Dataset rows:
▼▼▼
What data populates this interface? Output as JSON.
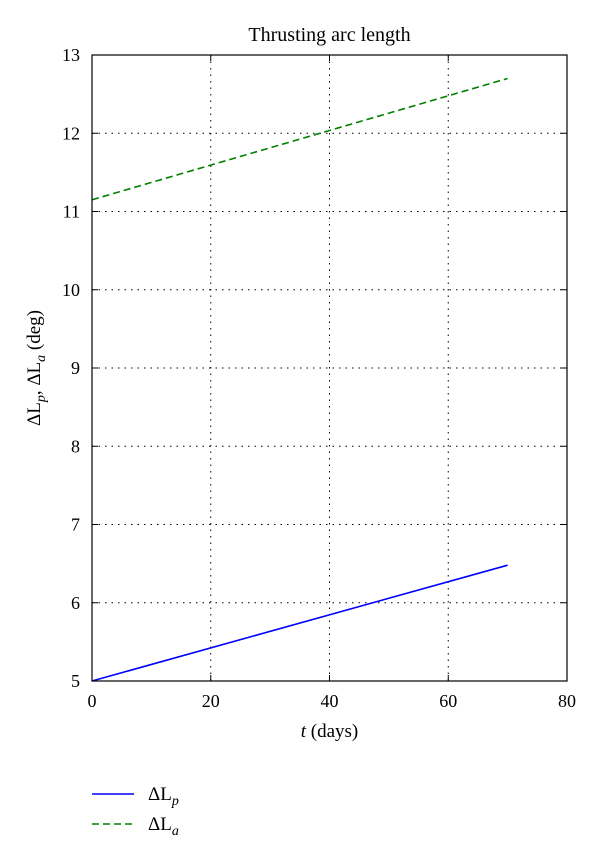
{
  "chart_data": {
    "type": "line",
    "title": "Thrusting arc length",
    "xlabel": {
      "var": "t",
      "unit": " (days)"
    },
    "ylabel": {
      "parts": [
        "ΔL",
        "p",
        ", ΔL",
        "a",
        " (deg)"
      ]
    },
    "xlim": [
      0,
      80
    ],
    "ylim": [
      5,
      13
    ],
    "xticks": [
      0,
      20,
      40,
      60,
      80
    ],
    "yticks": [
      5,
      6,
      7,
      8,
      9,
      10,
      11,
      12,
      13
    ],
    "grid": true,
    "legend_position": "below the plot",
    "series": [
      {
        "name": "ΔL",
        "sub": "p",
        "color": "#0000ff",
        "dash": "solid",
        "x": [
          0,
          70
        ],
        "values": [
          5.0,
          6.48
        ]
      },
      {
        "name": "ΔL",
        "sub": "a",
        "color": "#008000",
        "dash": "dashed",
        "x": [
          0,
          70
        ],
        "values": [
          11.15,
          12.7
        ]
      }
    ]
  }
}
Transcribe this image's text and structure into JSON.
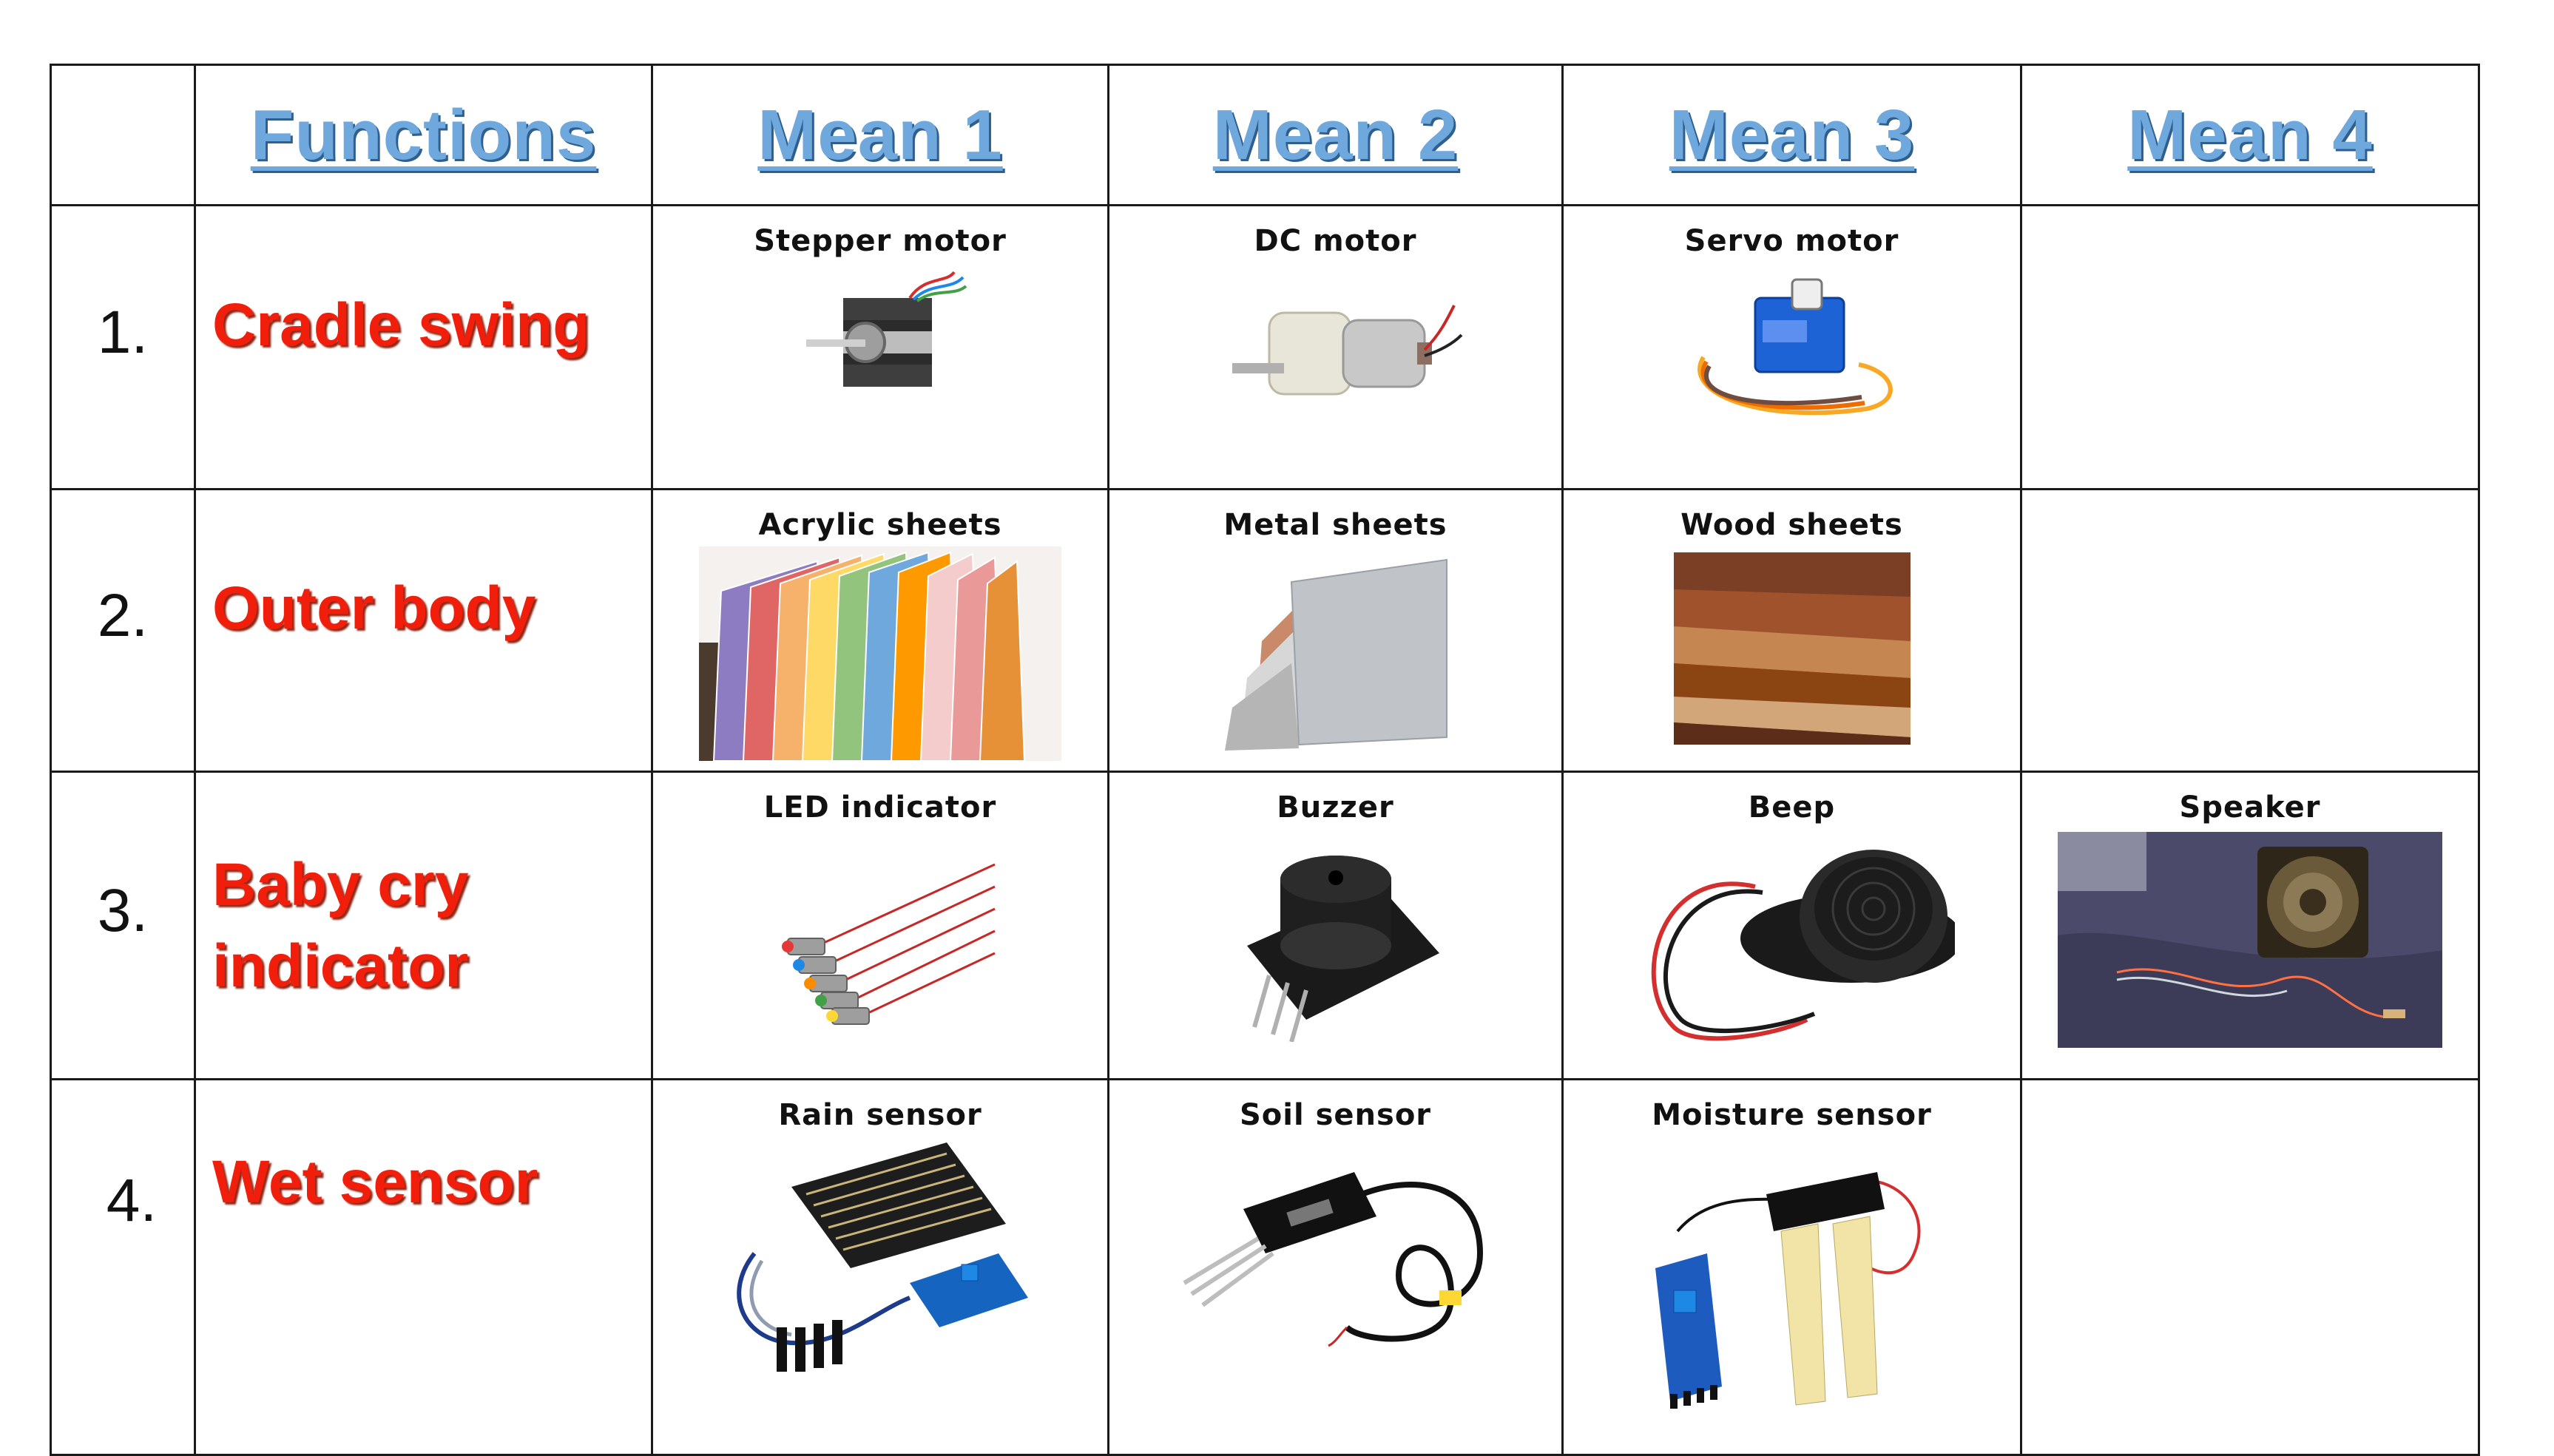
{
  "header": {
    "functions": "Functions",
    "means": [
      "Mean 1",
      "Mean 2",
      "Mean 3",
      "Mean 4"
    ]
  },
  "rows": [
    {
      "number": "1.",
      "function_lines": [
        "Cradle swing"
      ],
      "means": [
        "Stepper motor",
        "DC motor",
        "Servo motor",
        ""
      ]
    },
    {
      "number": "2.",
      "function_lines": [
        "Outer body"
      ],
      "means": [
        "Acrylic sheets",
        "Metal sheets",
        "Wood sheets",
        ""
      ]
    },
    {
      "number": "3.",
      "function_lines": [
        "Baby cry",
        "indicator"
      ],
      "means": [
        "LED indicator",
        "Buzzer",
        "Beep",
        "Speaker"
      ]
    },
    {
      "number": "4.",
      "function_lines": [
        "Wet sensor"
      ],
      "means": [
        "Rain sensor",
        "Soil sensor",
        "Moisture sensor",
        ""
      ]
    }
  ],
  "colors": {
    "header_text": "#6fa8dc",
    "function_text": "#f11e0b",
    "grid": "#1a1a1a"
  },
  "images": {
    "r1m1": "stepper-motor-photo",
    "r1m2": "dc-motor-photo",
    "r1m3": "servo-motor-photo",
    "r2m1": "acrylic-sheets-photo",
    "r2m2": "metal-sheets-photo",
    "r2m3": "wood-sheets-photo",
    "r3m1": "led-indicator-photo",
    "r3m2": "buzzer-photo",
    "r3m3": "beep-photo",
    "r3m4": "speaker-photo",
    "r4m1": "rain-sensor-photo",
    "r4m2": "soil-sensor-photo",
    "r4m3": "moisture-sensor-photo"
  }
}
▲▲▲
Written exercise: Among the lines of the data, identify those with the word "indicator". Copy each of them.

Task response:
        "indicator"
        "LED indicator",
    "r3m1": "led-indicator-photo",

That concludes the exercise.